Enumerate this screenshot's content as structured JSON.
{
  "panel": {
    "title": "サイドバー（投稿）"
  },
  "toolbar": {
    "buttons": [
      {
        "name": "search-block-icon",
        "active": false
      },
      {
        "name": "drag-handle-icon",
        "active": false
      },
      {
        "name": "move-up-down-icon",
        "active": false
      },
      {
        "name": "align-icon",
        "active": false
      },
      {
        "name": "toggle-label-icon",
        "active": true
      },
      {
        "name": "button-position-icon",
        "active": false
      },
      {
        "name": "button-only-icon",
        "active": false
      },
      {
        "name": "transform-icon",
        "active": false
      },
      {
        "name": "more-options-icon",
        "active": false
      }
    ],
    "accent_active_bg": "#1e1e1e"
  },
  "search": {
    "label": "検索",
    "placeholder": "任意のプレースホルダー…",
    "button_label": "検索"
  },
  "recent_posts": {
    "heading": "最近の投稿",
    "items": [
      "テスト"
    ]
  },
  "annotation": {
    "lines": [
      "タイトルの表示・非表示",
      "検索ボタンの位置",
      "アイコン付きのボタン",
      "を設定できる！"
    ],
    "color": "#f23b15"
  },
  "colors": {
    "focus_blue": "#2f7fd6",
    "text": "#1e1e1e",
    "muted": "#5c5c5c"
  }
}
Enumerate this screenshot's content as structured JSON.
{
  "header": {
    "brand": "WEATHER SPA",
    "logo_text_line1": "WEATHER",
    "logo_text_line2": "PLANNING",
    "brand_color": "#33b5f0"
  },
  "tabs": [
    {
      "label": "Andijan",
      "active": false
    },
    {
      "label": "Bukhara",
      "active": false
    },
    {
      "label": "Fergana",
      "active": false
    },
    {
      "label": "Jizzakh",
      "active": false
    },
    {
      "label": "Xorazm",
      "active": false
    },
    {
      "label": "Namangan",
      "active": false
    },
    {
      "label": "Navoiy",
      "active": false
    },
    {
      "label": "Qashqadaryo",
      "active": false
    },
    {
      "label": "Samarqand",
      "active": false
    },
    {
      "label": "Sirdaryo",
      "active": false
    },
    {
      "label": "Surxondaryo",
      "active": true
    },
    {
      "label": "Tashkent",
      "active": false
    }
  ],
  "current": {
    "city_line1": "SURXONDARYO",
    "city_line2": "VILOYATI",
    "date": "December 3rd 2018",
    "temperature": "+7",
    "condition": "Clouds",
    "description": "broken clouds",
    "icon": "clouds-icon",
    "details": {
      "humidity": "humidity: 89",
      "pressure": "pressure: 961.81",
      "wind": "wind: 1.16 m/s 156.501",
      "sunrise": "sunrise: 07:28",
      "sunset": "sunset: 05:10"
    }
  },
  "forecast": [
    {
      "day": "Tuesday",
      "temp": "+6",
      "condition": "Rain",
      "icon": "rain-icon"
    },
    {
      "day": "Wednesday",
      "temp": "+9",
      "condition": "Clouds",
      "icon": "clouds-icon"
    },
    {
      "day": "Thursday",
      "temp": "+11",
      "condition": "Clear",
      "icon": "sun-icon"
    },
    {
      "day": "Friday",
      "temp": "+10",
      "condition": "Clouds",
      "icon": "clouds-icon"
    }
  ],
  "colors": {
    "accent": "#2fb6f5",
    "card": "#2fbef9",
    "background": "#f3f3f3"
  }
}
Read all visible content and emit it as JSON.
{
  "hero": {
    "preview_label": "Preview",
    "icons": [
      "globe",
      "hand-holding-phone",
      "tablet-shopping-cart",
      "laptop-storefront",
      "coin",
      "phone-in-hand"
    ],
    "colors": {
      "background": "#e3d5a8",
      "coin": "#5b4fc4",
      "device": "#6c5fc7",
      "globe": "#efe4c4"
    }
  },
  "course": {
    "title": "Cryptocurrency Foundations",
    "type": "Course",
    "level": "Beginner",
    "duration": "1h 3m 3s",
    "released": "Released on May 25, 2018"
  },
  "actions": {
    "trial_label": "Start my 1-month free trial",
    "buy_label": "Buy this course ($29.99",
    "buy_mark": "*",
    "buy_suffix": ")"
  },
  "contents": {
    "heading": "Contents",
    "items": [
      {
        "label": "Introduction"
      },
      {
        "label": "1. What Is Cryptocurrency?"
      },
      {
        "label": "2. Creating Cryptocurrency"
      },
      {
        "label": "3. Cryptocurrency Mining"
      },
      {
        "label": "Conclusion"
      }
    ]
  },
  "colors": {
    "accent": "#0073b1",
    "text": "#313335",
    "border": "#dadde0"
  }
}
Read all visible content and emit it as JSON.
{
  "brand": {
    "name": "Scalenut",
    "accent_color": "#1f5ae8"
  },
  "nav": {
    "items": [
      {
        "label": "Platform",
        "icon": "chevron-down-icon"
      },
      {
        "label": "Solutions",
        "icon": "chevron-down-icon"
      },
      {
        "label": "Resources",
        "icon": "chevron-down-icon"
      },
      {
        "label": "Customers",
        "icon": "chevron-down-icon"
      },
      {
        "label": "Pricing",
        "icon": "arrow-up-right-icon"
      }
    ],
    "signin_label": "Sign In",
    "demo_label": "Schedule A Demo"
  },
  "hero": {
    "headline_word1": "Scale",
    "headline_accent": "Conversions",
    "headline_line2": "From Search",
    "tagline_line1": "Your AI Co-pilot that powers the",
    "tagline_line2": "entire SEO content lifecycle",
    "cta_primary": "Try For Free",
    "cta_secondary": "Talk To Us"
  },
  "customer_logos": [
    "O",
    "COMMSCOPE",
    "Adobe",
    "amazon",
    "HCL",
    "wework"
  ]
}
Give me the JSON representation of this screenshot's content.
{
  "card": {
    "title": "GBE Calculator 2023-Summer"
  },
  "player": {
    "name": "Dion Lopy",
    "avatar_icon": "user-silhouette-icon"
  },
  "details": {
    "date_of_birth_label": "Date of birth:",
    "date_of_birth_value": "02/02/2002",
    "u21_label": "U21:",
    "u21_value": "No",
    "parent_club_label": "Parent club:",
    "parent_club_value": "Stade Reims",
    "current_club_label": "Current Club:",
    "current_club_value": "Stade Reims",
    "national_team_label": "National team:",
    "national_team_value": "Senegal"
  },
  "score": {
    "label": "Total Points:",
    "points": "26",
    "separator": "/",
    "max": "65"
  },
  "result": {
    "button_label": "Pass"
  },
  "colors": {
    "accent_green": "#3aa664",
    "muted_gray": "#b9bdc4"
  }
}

● ● ●

> Your task
Your task is to output all of the data above word for word.

> Exercise result
Enumerate this screenshot's content as structured JSON.
{
  "panel": {
    "title": "サイドバー（投稿）"
  },
  "toolbar": {
    "buttons": [
      {
        "name": "search-block-icon",
        "active": false
      },
      {
        "name": "drag-handle-icon",
        "active": false
      },
      {
        "name": "move-up-down-icon",
        "active": false
      },
      {
        "name": "align-icon",
        "active": false
      },
      {
        "name": "toggle-label-icon",
        "active": true
      },
      {
        "name": "button-position-icon",
        "active": false
      },
      {
        "name": "button-only-icon",
        "active": false
      },
      {
        "name": "transform-icon",
        "active": false
      },
      {
        "name": "more-options-icon",
        "active": false
      }
    ],
    "accent_active_bg": "#1e1e1e"
  },
  "search": {
    "label": "検索",
    "placeholder": "任意のプレースホルダー…",
    "button_label": "検索"
  },
  "recent_posts": {
    "heading": "最近の投稿",
    "items": [
      "テスト"
    ]
  },
  "annotation": {
    "lines": [
      "タイトルの表示・非表示",
      "検索ボタンの位置",
      "アイコン付きのボタン",
      "を設定できる！"
    ],
    "color": "#f23b15"
  },
  "colors": {
    "focus_blue": "#2f7fd6",
    "text": "#1e1e1e",
    "muted": "#5c5c5c"
  }
}
Enumerate this screenshot's content as structured JSON.
{
  "header": {
    "brand": "WEATHER SPA",
    "logo_text_line1": "WEATHER",
    "logo_text_line2": "PLANNING",
    "brand_color": "#33b5f0"
  },
  "tabs": [
    {
      "label": "Andijan",
      "active": false
    },
    {
      "label": "Bukhara",
      "active": false
    },
    {
      "label": "Fergana",
      "active": false
    },
    {
      "label": "Jizzakh",
      "active": false
    },
    {
      "label": "Xorazm",
      "active": false
    },
    {
      "label": "Namangan",
      "active": false
    },
    {
      "label": "Navoiy",
      "active": false
    },
    {
      "label": "Qashqadaryo",
      "active": false
    },
    {
      "label": "Samarqand",
      "active": false
    },
    {
      "label": "Sirdaryo",
      "active": false
    },
    {
      "label": "Surxondaryo",
      "active": true
    },
    {
      "label": "Tashkent",
      "active": false
    }
  ],
  "current": {
    "city_line1": "SURXONDARYO",
    "city_line2": "VILOYATI",
    "date": "December 3rd 2018",
    "temperature": "+7",
    "condition": "Clouds",
    "description": "broken clouds",
    "icon": "clouds-icon",
    "details": {
      "humidity": "humidity: 89",
      "pressure": "pressure: 961.81",
      "wind": "wind: 1.16 m/s 156.501",
      "sunrise": "sunrise: 07:28",
      "sunset": "sunset: 05:10"
    }
  },
  "forecast": [
    {
      "day": "Tuesday",
      "temp": "+6",
      "condition": "Rain",
      "icon": "rain-icon"
    },
    {
      "day": "Wednesday",
      "temp": "+9",
      "condition": "Clouds",
      "icon": "clouds-icon"
    },
    {
      "day": "Thursday",
      "temp": "+11",
      "condition": "Clear",
      "icon": "sun-icon"
    },
    {
      "day": "Friday",
      "temp": "+10",
      "condition": "Clouds",
      "icon": "clouds-icon"
    }
  ],
  "colors": {
    "accent": "#2fb6f5",
    "card": "#2fbef9",
    "background": "#f3f3f3"
  }
}
Read all visible content and emit it as JSON.
{
  "hero": {
    "preview_label": "Preview",
    "icons": [
      "globe",
      "hand-holding-phone",
      "tablet-shopping-cart",
      "laptop-storefront",
      "coin",
      "phone-in-hand"
    ],
    "colors": {
      "background": "#e3d5a8",
      "coin": "#5b4fc4",
      "device": "#6c5fc7",
      "globe": "#efe4c4"
    }
  },
  "course": {
    "title": "Cryptocurrency Foundations",
    "type": "Course",
    "level": "Beginner",
    "duration": "1h 3m 3s",
    "released": "Released on May 25, 2018"
  },
  "actions": {
    "trial_label": "Start my 1-month free trial",
    "buy_label": "Buy this course ($29.99",
    "buy_mark": "*",
    "buy_suffix": ")"
  },
  "contents": {
    "heading": "Contents",
    "items": [
      {
        "label": "Introduction"
      },
      {
        "label": "1. What Is Cryptocurrency?"
      },
      {
        "label": "2. Creating Cryptocurrency"
      },
      {
        "label": "3. Cryptocurrency Mining"
      },
      {
        "label": "Conclusion"
      }
    ]
  },
  "colors": {
    "accent": "#0073b1",
    "text": "#313335",
    "border": "#dadde0"
  }
}
Read all visible content and emit it as JSON.
{
  "brand": {
    "name": "Scalenut",
    "accent_color": "#1f5ae8"
  },
  "nav": {
    "items": [
      {
        "label": "Platform",
        "icon": "chevron-down-icon"
      },
      {
        "label": "Solutions",
        "icon": "chevron-down-icon"
      },
      {
        "label": "Resources",
        "icon": "chevron-down-icon"
      },
      {
        "label": "Customers",
        "icon": "chevron-down-icon"
      },
      {
        "label": "Pricing",
        "icon": "arrow-up-right-icon"
      }
    ],
    "signin_label": "Sign In",
    "demo_label": "Schedule A Demo"
  },
  "hero": {
    "headline_word1": "Scale",
    "headline_accent": "Conversions",
    "headline_line2": "From Search",
    "tagline_line1": "Your AI Co-pilot that powers the",
    "tagline_line2": "entire SEO content lifecycle",
    "cta_primary": "Try For Free",
    "cta_secondary": "Talk To Us"
  },
  "customer_logos": [
    "O",
    "COMMSCOPE",
    "Adobe",
    "amazon",
    "HCL",
    "wework"
  ]
}
Give me the JSON representation of this screenshot's content.
{
  "card": {
    "title": "GBE Calculator 2023-Summer"
  },
  "player": {
    "name": "Dion Lopy",
    "avatar_icon": "user-silhouette-icon"
  },
  "details": {
    "date_of_birth_label": "Date of birth:",
    "date_of_birth_value": "02/02/2002",
    "u21_label": "U21:",
    "u21_value": "No",
    "parent_club_label": "Parent club:",
    "parent_club_value": "Stade Reims",
    "current_club_label": "Current Club:",
    "current_club_value": "Stade Reims",
    "national_team_label": "National team:",
    "national_team_value": "Senegal"
  },
  "score": {
    "label": "Total Points:",
    "points": "26",
    "separator": "/",
    "max": "65"
  },
  "result": {
    "button_label": "Pass"
  },
  "colors": {
    "accent_green": "#3aa664",
    "muted_gray": "#b9bdc4"
  }
}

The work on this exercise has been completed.